Task to complete: Please reproduce every record, keeping each one exactly as written.

Start of Input material

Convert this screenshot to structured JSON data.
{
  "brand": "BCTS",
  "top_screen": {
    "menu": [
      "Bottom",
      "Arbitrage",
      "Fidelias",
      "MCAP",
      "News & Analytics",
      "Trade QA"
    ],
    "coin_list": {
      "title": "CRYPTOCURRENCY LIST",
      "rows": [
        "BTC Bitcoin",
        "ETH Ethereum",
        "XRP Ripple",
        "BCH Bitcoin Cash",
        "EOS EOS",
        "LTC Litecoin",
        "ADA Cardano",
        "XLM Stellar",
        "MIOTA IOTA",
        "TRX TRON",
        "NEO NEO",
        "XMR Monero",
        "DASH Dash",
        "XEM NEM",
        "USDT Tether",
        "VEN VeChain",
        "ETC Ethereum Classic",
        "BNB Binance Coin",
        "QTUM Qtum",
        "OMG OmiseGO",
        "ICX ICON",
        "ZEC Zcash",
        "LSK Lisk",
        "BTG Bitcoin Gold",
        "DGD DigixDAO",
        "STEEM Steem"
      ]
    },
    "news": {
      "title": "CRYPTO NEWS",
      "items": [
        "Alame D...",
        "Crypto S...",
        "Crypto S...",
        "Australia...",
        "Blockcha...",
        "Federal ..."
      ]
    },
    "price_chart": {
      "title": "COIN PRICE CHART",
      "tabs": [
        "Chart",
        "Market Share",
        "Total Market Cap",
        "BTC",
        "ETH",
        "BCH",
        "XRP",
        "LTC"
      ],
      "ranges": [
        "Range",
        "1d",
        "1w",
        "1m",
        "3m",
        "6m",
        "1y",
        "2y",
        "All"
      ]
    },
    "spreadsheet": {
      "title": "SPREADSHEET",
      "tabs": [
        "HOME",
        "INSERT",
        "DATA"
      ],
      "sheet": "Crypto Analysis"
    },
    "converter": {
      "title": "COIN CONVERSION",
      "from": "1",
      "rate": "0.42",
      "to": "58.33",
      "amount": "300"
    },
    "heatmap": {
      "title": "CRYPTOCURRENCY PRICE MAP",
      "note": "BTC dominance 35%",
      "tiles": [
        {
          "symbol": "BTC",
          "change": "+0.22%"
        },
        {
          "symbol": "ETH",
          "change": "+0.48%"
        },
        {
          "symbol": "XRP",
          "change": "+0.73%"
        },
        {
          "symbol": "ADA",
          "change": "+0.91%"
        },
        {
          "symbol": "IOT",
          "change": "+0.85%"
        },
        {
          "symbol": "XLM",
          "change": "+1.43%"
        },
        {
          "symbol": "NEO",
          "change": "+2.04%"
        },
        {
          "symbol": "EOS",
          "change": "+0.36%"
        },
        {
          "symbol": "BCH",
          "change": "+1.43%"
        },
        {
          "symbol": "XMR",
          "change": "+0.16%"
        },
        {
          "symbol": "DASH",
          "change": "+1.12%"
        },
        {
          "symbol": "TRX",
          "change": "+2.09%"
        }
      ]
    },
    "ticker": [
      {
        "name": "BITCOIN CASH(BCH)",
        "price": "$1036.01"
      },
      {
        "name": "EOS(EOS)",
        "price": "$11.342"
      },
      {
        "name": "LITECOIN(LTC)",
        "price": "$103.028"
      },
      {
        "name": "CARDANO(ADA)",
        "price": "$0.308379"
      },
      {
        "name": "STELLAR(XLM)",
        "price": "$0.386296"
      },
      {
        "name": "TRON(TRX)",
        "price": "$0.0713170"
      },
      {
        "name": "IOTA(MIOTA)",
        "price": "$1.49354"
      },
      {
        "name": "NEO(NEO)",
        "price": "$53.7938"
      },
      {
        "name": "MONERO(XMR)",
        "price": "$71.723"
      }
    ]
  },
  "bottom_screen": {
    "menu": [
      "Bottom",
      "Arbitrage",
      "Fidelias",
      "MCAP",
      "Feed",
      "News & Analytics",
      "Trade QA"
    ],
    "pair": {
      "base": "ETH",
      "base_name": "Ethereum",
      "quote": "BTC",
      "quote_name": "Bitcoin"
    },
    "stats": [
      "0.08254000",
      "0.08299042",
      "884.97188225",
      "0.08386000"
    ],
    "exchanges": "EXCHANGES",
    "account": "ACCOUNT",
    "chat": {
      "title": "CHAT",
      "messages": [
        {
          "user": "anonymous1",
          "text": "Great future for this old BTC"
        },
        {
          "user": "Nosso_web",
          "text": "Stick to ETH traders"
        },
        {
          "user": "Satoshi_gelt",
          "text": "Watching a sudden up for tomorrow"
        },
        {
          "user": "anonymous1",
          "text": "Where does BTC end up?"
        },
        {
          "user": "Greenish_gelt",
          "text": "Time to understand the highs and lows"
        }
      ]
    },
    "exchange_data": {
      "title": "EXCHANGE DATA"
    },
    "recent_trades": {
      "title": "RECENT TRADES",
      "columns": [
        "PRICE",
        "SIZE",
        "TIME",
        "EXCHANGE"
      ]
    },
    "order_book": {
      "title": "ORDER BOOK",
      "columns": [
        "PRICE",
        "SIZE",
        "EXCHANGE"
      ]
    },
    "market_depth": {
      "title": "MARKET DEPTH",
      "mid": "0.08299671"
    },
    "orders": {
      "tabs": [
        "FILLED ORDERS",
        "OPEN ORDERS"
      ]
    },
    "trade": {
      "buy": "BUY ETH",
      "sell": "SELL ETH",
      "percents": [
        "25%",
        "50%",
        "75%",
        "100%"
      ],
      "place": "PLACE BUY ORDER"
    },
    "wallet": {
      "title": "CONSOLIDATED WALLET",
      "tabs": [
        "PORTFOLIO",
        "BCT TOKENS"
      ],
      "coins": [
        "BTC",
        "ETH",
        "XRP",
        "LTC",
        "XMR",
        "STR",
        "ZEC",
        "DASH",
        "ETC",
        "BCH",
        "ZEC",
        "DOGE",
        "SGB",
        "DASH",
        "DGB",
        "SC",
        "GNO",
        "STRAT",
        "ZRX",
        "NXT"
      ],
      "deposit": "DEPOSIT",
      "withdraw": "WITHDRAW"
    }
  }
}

End of Input material

The output:
Convert this screenshot to structured JSON data.
{
  "brand": "BCTS",
  "top_screen": {
    "menu": [
      "Bottom",
      "Arbitrage",
      "Fidelias",
      "MCAP",
      "News & Analytics",
      "Trade QA"
    ],
    "coin_list": {
      "title": "CRYPTOCURRENCY LIST",
      "rows": [
        "BTC Bitcoin",
        "ETH Ethereum",
        "XRP Ripple",
        "BCH Bitcoin Cash",
        "EOS EOS",
        "LTC Litecoin",
        "ADA Cardano",
        "XLM Stellar",
        "MIOTA IOTA",
        "TRX TRON",
        "NEO NEO",
        "XMR Monero",
        "DASH Dash",
        "XEM NEM",
        "USDT Tether",
        "VEN VeChain",
        "ETC Ethereum Classic",
        "BNB Binance Coin",
        "QTUM Qtum",
        "OMG OmiseGO",
        "ICX ICON",
        "ZEC Zcash",
        "LSK Lisk",
        "BTG Bitcoin Gold",
        "DGD DigixDAO",
        "STEEM Steem"
      ]
    },
    "news": {
      "title": "CRYPTO NEWS",
      "items": [
        "Alame D...",
        "Crypto S...",
        "Crypto S...",
        "Australia...",
        "Blockcha...",
        "Federal ..."
      ]
    },
    "price_chart": {
      "title": "COIN PRICE CHART",
      "tabs": [
        "Chart",
        "Market Share",
        "Total Market Cap",
        "BTC",
        "ETH",
        "BCH",
        "XRP",
        "LTC"
      ],
      "ranges": [
        "Range",
        "1d",
        "1w",
        "1m",
        "3m",
        "6m",
        "1y",
        "2y",
        "All"
      ]
    },
    "spreadsheet": {
      "title": "SPREADSHEET",
      "tabs": [
        "HOME",
        "INSERT",
        "DATA"
      ],
      "sheet": "Crypto Analysis"
    },
    "converter": {
      "title": "COIN CONVERSION",
      "from": "1",
      "rate": "0.42",
      "to": "58.33",
      "amount": "300"
    },
    "heatmap": {
      "title": "CRYPTOCURRENCY PRICE MAP",
      "note": "BTC dominance 35%",
      "tiles": [
        {
          "symbol": "BTC",
          "change": "+0.22%"
        },
        {
          "symbol": "ETH",
          "change": "+0.48%"
        },
        {
          "symbol": "XRP",
          "change": "+0.73%"
        },
        {
          "symbol": "ADA",
          "change": "+0.91%"
        },
        {
          "symbol": "IOT",
          "change": "+0.85%"
        },
        {
          "symbol": "XLM",
          "change": "+1.43%"
        },
        {
          "symbol": "NEO",
          "change": "+2.04%"
        },
        {
          "symbol": "EOS",
          "change": "+0.36%"
        },
        {
          "symbol": "BCH",
          "change": "+1.43%"
        },
        {
          "symbol": "XMR",
          "change": "+0.16%"
        },
        {
          "symbol": "DASH",
          "change": "+1.12%"
        },
        {
          "symbol": "TRX",
          "change": "+2.09%"
        }
      ]
    },
    "ticker": [
      {
        "name": "BITCOIN CASH(BCH)",
        "price": "$1036.01"
      },
      {
        "name": "EOS(EOS)",
        "price": "$11.342"
      },
      {
        "name": "LITECOIN(LTC)",
        "price": "$103.028"
      },
      {
        "name": "CARDANO(ADA)",
        "price": "$0.308379"
      },
      {
        "name": "STELLAR(XLM)",
        "price": "$0.386296"
      },
      {
        "name": "TRON(TRX)",
        "price": "$0.0713170"
      },
      {
        "name": "IOTA(MIOTA)",
        "price": "$1.49354"
      },
      {
        "name": "NEO(NEO)",
        "price": "$53.7938"
      },
      {
        "name": "MONERO(XMR)",
        "price": "$71.723"
      }
    ]
  },
  "bottom_screen": {
    "menu": [
      "Bottom",
      "Arbitrage",
      "Fidelias",
      "MCAP",
      "Feed",
      "News & Analytics",
      "Trade QA"
    ],
    "pair": {
      "base": "ETH",
      "base_name": "Ethereum",
      "quote": "BTC",
      "quote_name": "Bitcoin"
    },
    "stats": [
      "0.08254000",
      "0.08299042",
      "884.97188225",
      "0.08386000"
    ],
    "exchanges": "EXCHANGES",
    "account": "ACCOUNT",
    "chat": {
      "title": "CHAT",
      "messages": [
        {
          "user": "anonymous1",
          "text": "Great future for this old BTC"
        },
        {
          "user": "Nosso_web",
          "text": "Stick to ETH traders"
        },
        {
          "user": "Satoshi_gelt",
          "text": "Watching a sudden up for tomorrow"
        },
        {
          "user": "anonymous1",
          "text": "Where does BTC end up?"
        },
        {
          "user": "Greenish_gelt",
          "text": "Time to understand the highs and lows"
        }
      ]
    },
    "exchange_data": {
      "title": "EXCHANGE DATA"
    },
    "recent_trades": {
      "title": "RECENT TRADES",
      "columns": [
        "PRICE",
        "SIZE",
        "TIME",
        "EXCHANGE"
      ]
    },
    "order_book": {
      "title": "ORDER BOOK",
      "columns": [
        "PRICE",
        "SIZE",
        "EXCHANGE"
      ]
    },
    "market_depth": {
      "title": "MARKET DEPTH",
      "mid": "0.08299671"
    },
    "orders": {
      "tabs": [
        "FILLED ORDERS",
        "OPEN ORDERS"
      ]
    },
    "trade": {
      "buy": "BUY ETH",
      "sell": "SELL ETH",
      "percents": [
        "25%",
        "50%",
        "75%",
        "100%"
      ],
      "place": "PLACE BUY ORDER"
    },
    "wallet": {
      "title": "CONSOLIDATED WALLET",
      "tabs": [
        "PORTFOLIO",
        "BCT TOKENS"
      ],
      "coins": [
        "BTC",
        "ETH",
        "XRP",
        "LTC",
        "XMR",
        "STR",
        "ZEC",
        "DASH",
        "ETC",
        "BCH",
        "ZEC",
        "DOGE",
        "SGB",
        "DASH",
        "DGB",
        "SC",
        "GNO",
        "STRAT",
        "ZRX",
        "NXT"
      ],
      "deposit": "DEPOSIT",
      "withdraw": "WITHDRAW"
    }
  }
}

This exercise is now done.